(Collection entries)
+ + + + + + +

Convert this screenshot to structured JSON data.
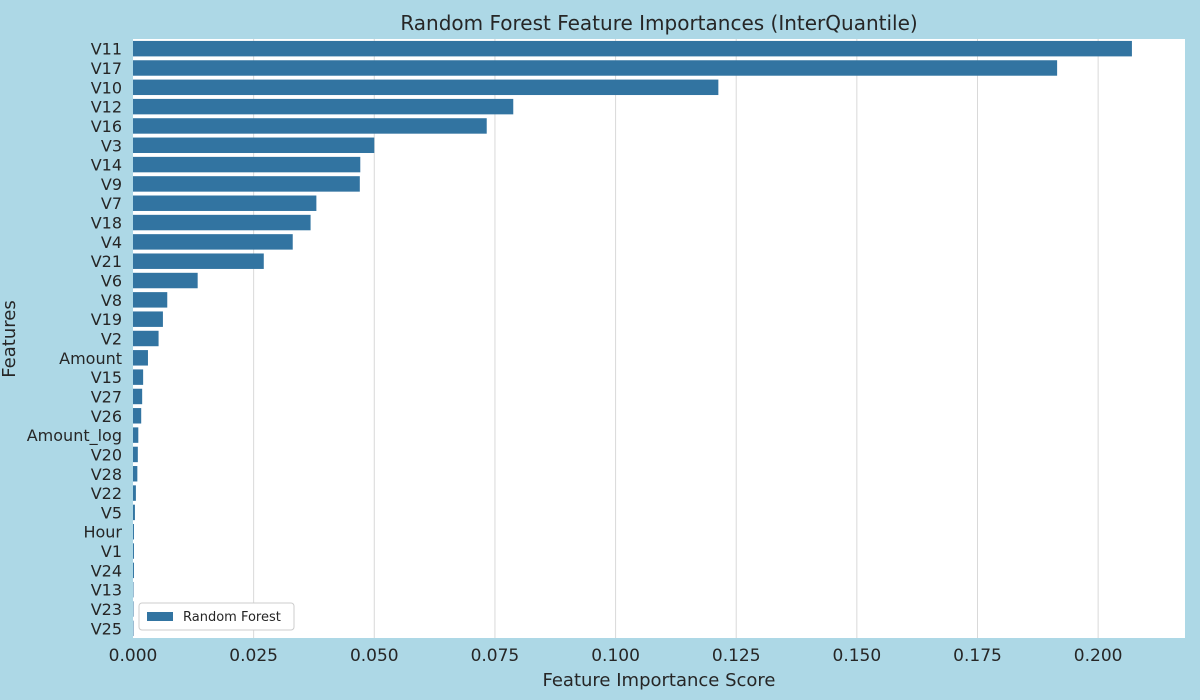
{
  "chart_data": {
    "type": "bar",
    "orientation": "horizontal",
    "title": "Random Forest Feature Importances (InterQuantile)",
    "xlabel": "Feature Importance Score",
    "ylabel": "Features",
    "xlim": [
      0,
      0.218
    ],
    "xticks": [
      0.0,
      0.025,
      0.05,
      0.075,
      0.1,
      0.125,
      0.15,
      0.175,
      0.2
    ],
    "xtick_labels": [
      "0.000",
      "0.025",
      "0.050",
      "0.075",
      "0.100",
      "0.125",
      "0.150",
      "0.175",
      "0.200"
    ],
    "grid": "vertical",
    "legend_position": "lower-left",
    "bar_color": "#3274a1",
    "background_color": "#add8e6",
    "plot_background": "#ffffff",
    "categories": [
      "V11",
      "V17",
      "V10",
      "V12",
      "V16",
      "V3",
      "V14",
      "V9",
      "V7",
      "V18",
      "V4",
      "V21",
      "V6",
      "V8",
      "V19",
      "V2",
      "Amount",
      "V15",
      "V27",
      "V26",
      "Amount_log",
      "V20",
      "V28",
      "V22",
      "V5",
      "Hour",
      "V1",
      "V24",
      "V13",
      "V23",
      "V25"
    ],
    "series": [
      {
        "name": "Random Forest",
        "values": [
          0.207,
          0.1915,
          0.1213,
          0.0788,
          0.0733,
          0.05,
          0.0471,
          0.047,
          0.038,
          0.0368,
          0.0331,
          0.0271,
          0.0134,
          0.0071,
          0.0062,
          0.0053,
          0.0031,
          0.0021,
          0.0019,
          0.0017,
          0.0011,
          0.001,
          0.0009,
          0.0006,
          0.0004,
          0.0002,
          0.0002,
          0.0002,
          0.0001,
          0.0001,
          0.0001
        ]
      }
    ]
  }
}
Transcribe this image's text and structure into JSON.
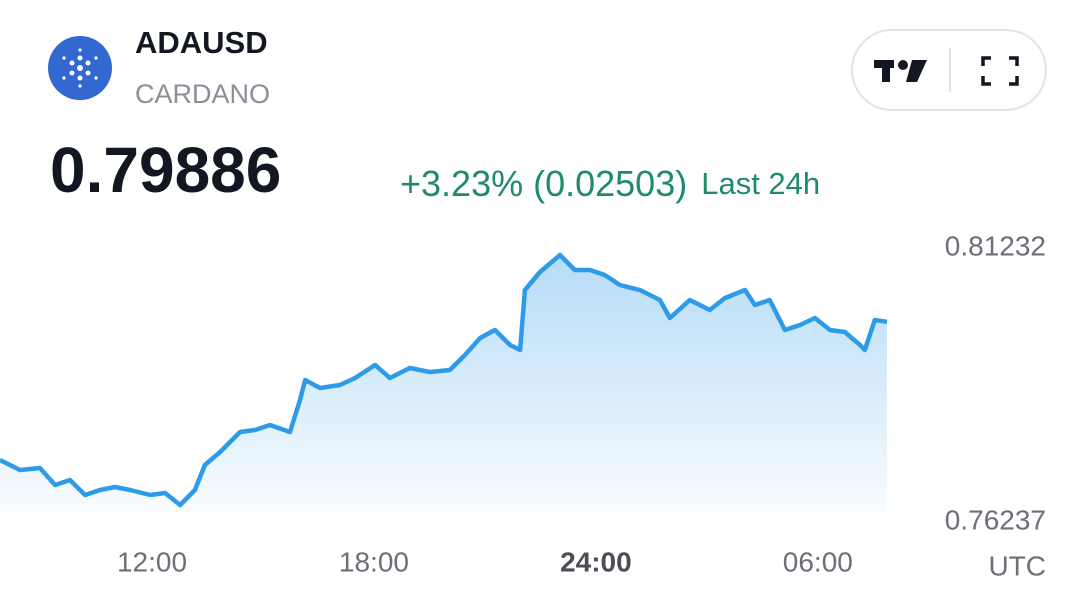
{
  "header": {
    "symbol": "ADAUSD",
    "name": "CARDANO",
    "price": "0.79886",
    "change": "+3.23% (0.02503)",
    "period": "Last 24h"
  },
  "chart_data": {
    "type": "area",
    "color": "#2e9be8",
    "x": [
      7.89,
      8.43,
      8.97,
      9.38,
      9.78,
      10.19,
      10.59,
      11.0,
      11.41,
      11.95,
      12.35,
      12.76,
      13.16,
      13.43,
      13.84,
      14.38,
      14.78,
      15.19,
      15.73,
      16.0,
      16.14,
      16.54,
      17.08,
      17.49,
      18.03,
      18.43,
      18.97,
      19.51,
      20.05,
      20.46,
      20.87,
      21.27,
      21.68,
      21.95,
      22.08,
      22.49,
      23.03,
      23.43,
      23.84,
      24.24,
      24.65,
      25.19,
      25.73,
      26.0,
      26.54,
      27.08,
      27.49,
      28.03,
      28.3,
      28.7,
      29.11,
      29.52,
      29.92,
      30.33,
      30.73,
      31.14,
      31.27,
      31.54,
      31.87
    ],
    "values": [
      0.77367,
      0.77185,
      0.77221,
      0.76911,
      0.77003,
      0.76729,
      0.7682,
      0.76875,
      0.7682,
      0.76729,
      0.76766,
      0.76547,
      0.7682,
      0.77276,
      0.77513,
      0.77878,
      0.77914,
      0.78005,
      0.77878,
      0.78461,
      0.78826,
      0.7868,
      0.78734,
      0.78862,
      0.79099,
      0.78862,
      0.79044,
      0.78971,
      0.79008,
      0.79281,
      0.79591,
      0.79737,
      0.79464,
      0.79373,
      0.80466,
      0.80794,
      0.81104,
      0.80831,
      0.80831,
      0.8074,
      0.80557,
      0.80466,
      0.80284,
      0.79956,
      0.80284,
      0.80102,
      0.8032,
      0.80466,
      0.80193,
      0.80284,
      0.79737,
      0.79828,
      0.79956,
      0.79737,
      0.79701,
      0.79464,
      0.79373,
      0.79919,
      0.79886
    ],
    "xlim": [
      7.89,
      31.87
    ],
    "xticks": [
      {
        "value": 12,
        "label": "12:00"
      },
      {
        "value": 18,
        "label": "18:00"
      },
      {
        "value": 24,
        "label": "24:00"
      },
      {
        "value": 30,
        "label": "06:00"
      }
    ],
    "ylim": [
      0.76237,
      0.81232
    ],
    "yticks": [
      0.81232,
      0.76237
    ],
    "x_unit": "UTC"
  }
}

+ + + + + + +

What you need to do — Can you repeat every record above exactly, apart from the pictures?

Result below —
Convert this screenshot to structured JSON data.
{
  "chart_data": {
    "type": "bar",
    "orientation": "horizontal",
    "title": "Random Forest Feature Importances (InterQuantile)",
    "xlabel": "Feature Importance Score",
    "ylabel": "Features",
    "xlim": [
      0,
      0.218
    ],
    "xticks": [
      0.0,
      0.025,
      0.05,
      0.075,
      0.1,
      0.125,
      0.15,
      0.175,
      0.2
    ],
    "xtick_labels": [
      "0.000",
      "0.025",
      "0.050",
      "0.075",
      "0.100",
      "0.125",
      "0.150",
      "0.175",
      "0.200"
    ],
    "grid": "vertical",
    "legend_position": "lower-left",
    "bar_color": "#3274a1",
    "background_color": "#add8e6",
    "plot_background": "#ffffff",
    "categories": [
      "V11",
      "V17",
      "V10",
      "V12",
      "V16",
      "V3",
      "V14",
      "V9",
      "V7",
      "V18",
      "V4",
      "V21",
      "V6",
      "V8",
      "V19",
      "V2",
      "Amount",
      "V15",
      "V27",
      "V26",
      "Amount_log",
      "V20",
      "V28",
      "V22",
      "V5",
      "Hour",
      "V1",
      "V24",
      "V13",
      "V23",
      "V25"
    ],
    "series": [
      {
        "name": "Random Forest",
        "values": [
          0.207,
          0.1915,
          0.1213,
          0.0788,
          0.0733,
          0.05,
          0.0471,
          0.047,
          0.038,
          0.0368,
          0.0331,
          0.0271,
          0.0134,
          0.0071,
          0.0062,
          0.0053,
          0.0031,
          0.0021,
          0.0019,
          0.0017,
          0.0011,
          0.001,
          0.0009,
          0.0006,
          0.0004,
          0.0002,
          0.0002,
          0.0002,
          0.0001,
          0.0001,
          0.0001
        ]
      }
    ]
  }
}
Transcribe this image's text and structure into JSON.
{
  "header": {
    "symbol": "ADAUSD",
    "name": "CARDANO",
    "price": "0.79886",
    "change": "+3.23% (0.02503)",
    "period": "Last 24h"
  },
  "chart_data": {
    "type": "area",
    "color": "#2e9be8",
    "x": [
      7.89,
      8.43,
      8.97,
      9.38,
      9.78,
      10.19,
      10.59,
      11.0,
      11.41,
      11.95,
      12.35,
      12.76,
      13.16,
      13.43,
      13.84,
      14.38,
      14.78,
      15.19,
      15.73,
      16.0,
      16.14,
      16.54,
      17.08,
      17.49,
      18.03,
      18.43,
      18.97,
      19.51,
      20.05,
      20.46,
      20.87,
      21.27,
      21.68,
      21.95,
      22.08,
      22.49,
      23.03,
      23.43,
      23.84,
      24.24,
      24.65,
      25.19,
      25.73,
      26.0,
      26.54,
      27.08,
      27.49,
      28.03,
      28.3,
      28.7,
      29.11,
      29.52,
      29.92,
      30.33,
      30.73,
      31.14,
      31.27,
      31.54,
      31.87
    ],
    "values": [
      0.77367,
      0.77185,
      0.77221,
      0.76911,
      0.77003,
      0.76729,
      0.7682,
      0.76875,
      0.7682,
      0.76729,
      0.76766,
      0.76547,
      0.7682,
      0.77276,
      0.77513,
      0.77878,
      0.77914,
      0.78005,
      0.77878,
      0.78461,
      0.78826,
      0.7868,
      0.78734,
      0.78862,
      0.79099,
      0.78862,
      0.79044,
      0.78971,
      0.79008,
      0.79281,
      0.79591,
      0.79737,
      0.79464,
      0.79373,
      0.80466,
      0.80794,
      0.81104,
      0.80831,
      0.80831,
      0.8074,
      0.80557,
      0.80466,
      0.80284,
      0.79956,
      0.80284,
      0.80102,
      0.8032,
      0.80466,
      0.80193,
      0.80284,
      0.79737,
      0.79828,
      0.79956,
      0.79737,
      0.79701,
      0.79464,
      0.79373,
      0.79919,
      0.79886
    ],
    "xlim": [
      7.89,
      31.87
    ],
    "xticks": [
      {
        "value": 12,
        "label": "12:00"
      },
      {
        "value": 18,
        "label": "18:00"
      },
      {
        "value": 24,
        "label": "24:00"
      },
      {
        "value": 30,
        "label": "06:00"
      }
    ],
    "ylim": [
      0.76237,
      0.81232
    ],
    "yticks": [
      0.81232,
      0.76237
    ],
    "x_unit": "UTC"
  }
}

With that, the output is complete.